__TASK__:
Take each line containing the word "Inside" and copy it.

__EXTRACTED MATERIAL__:
◇ ◇ ◇ ◇

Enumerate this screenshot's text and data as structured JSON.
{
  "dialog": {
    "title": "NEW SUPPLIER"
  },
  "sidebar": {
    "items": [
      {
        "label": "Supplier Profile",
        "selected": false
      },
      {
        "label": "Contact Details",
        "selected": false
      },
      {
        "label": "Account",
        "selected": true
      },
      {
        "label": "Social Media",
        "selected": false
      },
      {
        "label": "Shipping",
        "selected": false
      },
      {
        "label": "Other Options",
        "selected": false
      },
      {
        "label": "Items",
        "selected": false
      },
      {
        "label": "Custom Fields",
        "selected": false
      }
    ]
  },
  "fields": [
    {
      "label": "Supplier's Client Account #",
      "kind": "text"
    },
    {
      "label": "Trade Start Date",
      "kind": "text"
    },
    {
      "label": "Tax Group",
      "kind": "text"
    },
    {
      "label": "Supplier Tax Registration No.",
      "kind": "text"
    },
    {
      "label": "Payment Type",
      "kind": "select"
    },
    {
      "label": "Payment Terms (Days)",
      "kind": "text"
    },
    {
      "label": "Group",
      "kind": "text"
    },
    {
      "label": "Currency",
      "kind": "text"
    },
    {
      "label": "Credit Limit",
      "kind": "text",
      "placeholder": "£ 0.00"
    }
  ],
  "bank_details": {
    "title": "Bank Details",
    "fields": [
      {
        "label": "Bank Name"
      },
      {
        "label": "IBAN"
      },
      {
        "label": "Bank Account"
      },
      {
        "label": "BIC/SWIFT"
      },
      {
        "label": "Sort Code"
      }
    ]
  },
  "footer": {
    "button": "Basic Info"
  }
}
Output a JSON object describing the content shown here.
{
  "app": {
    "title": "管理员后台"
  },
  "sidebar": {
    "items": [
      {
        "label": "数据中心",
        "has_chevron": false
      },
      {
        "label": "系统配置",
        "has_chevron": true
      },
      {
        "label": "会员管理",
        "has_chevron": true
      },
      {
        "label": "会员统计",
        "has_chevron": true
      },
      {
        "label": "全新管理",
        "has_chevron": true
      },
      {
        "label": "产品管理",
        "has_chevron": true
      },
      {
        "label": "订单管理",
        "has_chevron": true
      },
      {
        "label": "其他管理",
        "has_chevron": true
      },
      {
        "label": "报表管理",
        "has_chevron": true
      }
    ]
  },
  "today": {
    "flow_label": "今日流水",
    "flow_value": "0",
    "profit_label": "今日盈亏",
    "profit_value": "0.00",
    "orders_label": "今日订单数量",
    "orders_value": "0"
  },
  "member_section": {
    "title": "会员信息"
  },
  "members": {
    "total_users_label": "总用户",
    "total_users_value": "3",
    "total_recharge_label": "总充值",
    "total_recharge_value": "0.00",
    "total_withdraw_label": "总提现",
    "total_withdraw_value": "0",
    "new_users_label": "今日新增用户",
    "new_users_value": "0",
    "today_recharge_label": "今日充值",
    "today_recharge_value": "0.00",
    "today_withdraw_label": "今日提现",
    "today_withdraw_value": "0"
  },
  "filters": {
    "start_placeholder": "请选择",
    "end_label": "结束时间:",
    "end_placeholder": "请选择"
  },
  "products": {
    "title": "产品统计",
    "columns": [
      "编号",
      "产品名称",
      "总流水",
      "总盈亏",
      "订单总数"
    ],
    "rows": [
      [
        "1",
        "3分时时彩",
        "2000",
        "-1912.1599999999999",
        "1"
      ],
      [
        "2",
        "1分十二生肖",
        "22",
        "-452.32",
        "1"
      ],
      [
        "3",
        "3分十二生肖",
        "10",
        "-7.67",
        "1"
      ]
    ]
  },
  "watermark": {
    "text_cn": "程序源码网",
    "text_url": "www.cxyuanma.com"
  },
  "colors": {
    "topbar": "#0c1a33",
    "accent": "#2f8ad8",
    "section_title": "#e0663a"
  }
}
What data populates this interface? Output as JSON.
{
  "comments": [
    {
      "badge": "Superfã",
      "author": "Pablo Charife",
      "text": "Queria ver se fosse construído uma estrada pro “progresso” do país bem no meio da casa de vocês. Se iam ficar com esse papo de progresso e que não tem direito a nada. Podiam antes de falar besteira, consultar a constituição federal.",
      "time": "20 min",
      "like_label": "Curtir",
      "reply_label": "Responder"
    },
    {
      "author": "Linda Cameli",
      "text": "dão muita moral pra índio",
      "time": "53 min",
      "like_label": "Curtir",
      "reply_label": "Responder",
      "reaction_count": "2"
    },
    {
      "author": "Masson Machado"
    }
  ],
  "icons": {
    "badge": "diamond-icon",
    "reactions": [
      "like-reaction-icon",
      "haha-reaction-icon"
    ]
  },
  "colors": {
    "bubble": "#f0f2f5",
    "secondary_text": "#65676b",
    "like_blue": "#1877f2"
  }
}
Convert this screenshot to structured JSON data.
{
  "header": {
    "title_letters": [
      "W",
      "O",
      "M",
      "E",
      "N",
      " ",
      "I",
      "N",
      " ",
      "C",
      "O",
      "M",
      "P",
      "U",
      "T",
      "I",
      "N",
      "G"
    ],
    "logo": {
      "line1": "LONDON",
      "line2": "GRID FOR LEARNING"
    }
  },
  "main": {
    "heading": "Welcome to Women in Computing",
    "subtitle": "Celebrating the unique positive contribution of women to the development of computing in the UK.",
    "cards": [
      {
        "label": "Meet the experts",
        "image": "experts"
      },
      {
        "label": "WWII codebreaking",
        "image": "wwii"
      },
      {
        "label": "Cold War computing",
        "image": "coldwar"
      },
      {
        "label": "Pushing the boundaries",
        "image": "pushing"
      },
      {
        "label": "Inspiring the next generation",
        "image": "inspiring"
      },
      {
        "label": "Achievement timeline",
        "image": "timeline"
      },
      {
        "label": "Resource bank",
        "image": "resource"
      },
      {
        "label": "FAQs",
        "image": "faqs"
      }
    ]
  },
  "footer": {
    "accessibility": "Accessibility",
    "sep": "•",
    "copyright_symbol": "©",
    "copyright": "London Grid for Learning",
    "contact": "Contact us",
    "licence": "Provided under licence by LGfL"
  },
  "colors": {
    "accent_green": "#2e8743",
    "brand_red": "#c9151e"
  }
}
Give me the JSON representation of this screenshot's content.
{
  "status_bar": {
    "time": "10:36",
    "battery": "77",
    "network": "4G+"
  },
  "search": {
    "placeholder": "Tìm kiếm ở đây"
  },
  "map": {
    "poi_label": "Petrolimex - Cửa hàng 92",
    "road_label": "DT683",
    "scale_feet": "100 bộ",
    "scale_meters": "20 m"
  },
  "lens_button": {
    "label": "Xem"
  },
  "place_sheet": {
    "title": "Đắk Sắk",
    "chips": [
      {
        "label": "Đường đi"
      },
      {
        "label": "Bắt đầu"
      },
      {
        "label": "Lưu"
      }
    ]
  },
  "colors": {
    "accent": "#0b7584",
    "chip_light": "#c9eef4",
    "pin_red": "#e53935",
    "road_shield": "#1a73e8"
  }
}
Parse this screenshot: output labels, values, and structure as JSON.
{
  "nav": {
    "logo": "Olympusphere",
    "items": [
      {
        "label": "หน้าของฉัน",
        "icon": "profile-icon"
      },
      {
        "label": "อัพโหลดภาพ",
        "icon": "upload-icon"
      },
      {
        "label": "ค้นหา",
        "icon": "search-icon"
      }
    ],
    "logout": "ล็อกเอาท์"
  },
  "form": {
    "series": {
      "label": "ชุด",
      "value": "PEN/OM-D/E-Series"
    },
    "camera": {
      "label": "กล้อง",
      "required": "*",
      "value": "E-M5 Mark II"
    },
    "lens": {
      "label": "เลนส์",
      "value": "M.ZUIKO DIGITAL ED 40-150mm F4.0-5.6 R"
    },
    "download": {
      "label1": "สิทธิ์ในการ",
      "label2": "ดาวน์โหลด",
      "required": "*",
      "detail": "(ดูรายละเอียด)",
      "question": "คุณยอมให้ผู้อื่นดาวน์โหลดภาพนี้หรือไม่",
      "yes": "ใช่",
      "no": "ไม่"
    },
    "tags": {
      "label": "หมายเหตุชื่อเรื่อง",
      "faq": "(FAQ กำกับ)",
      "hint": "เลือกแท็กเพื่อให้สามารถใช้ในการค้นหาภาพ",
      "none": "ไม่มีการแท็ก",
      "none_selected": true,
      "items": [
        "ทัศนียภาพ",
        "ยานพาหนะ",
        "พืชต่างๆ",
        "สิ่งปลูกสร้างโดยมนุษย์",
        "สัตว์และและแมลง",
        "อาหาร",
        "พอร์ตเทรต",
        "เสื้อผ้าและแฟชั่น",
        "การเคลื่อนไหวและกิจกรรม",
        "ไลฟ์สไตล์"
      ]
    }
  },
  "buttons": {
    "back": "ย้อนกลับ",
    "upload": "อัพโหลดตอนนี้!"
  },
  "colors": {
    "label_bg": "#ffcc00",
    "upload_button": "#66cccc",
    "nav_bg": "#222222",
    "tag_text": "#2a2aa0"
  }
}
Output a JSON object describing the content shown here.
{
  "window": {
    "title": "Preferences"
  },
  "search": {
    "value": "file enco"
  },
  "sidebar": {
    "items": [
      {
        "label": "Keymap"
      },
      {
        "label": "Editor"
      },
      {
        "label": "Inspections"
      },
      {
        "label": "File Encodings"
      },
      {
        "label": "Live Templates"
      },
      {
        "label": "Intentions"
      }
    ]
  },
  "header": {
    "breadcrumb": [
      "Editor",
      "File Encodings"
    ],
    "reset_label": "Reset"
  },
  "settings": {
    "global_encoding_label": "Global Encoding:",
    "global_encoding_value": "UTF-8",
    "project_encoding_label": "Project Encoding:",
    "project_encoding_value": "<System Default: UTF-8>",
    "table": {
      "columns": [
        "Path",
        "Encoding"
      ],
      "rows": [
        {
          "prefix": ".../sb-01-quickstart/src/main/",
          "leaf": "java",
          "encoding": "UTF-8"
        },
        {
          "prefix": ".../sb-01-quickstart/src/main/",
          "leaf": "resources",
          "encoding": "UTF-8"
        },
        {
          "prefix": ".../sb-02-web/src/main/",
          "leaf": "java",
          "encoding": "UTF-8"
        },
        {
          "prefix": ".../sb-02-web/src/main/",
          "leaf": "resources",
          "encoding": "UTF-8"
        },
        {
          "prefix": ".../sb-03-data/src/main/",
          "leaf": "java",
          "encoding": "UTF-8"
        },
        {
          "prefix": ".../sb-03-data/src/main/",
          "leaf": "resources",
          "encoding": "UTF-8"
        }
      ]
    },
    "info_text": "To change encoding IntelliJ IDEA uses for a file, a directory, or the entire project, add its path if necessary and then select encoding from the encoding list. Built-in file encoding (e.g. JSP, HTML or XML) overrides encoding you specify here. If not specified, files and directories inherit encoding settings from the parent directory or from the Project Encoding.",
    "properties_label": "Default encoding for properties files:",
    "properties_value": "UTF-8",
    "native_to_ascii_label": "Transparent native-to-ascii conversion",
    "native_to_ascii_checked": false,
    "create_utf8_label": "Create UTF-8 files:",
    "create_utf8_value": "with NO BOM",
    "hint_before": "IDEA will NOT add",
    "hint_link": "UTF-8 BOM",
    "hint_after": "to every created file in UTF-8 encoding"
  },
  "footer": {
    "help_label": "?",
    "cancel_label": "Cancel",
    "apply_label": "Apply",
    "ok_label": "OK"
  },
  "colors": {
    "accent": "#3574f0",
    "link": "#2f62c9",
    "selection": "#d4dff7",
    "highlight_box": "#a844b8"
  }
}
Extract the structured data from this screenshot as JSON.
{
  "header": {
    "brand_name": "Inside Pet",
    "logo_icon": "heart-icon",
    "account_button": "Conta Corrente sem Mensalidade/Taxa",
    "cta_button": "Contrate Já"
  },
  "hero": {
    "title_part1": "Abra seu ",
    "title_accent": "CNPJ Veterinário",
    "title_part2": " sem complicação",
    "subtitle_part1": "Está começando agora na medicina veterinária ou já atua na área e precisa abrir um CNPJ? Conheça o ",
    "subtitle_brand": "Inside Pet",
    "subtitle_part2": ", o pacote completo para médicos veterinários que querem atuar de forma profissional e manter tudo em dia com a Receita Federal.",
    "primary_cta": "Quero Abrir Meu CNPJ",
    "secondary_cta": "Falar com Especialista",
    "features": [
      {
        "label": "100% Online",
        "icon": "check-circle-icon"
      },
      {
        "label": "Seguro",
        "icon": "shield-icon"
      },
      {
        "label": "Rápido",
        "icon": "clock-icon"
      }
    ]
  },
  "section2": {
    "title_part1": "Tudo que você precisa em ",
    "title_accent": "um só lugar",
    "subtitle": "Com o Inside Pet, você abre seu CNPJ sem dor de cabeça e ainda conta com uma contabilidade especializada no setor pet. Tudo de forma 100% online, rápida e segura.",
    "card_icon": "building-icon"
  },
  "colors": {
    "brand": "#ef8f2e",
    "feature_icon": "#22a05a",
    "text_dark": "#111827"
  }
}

◇ ◇ ◇ ◇

__TASK ANSWER__:
    "brand_name": "Inside Pet",
    "subtitle_brand": "Inside Pet",
    "subtitle": "Com o Inside Pet, você abre seu CNPJ sem dor de cabeça e ainda conta com uma contabilidade especializada no setor pet. Tudo de forma 100% online, rápida e segura.",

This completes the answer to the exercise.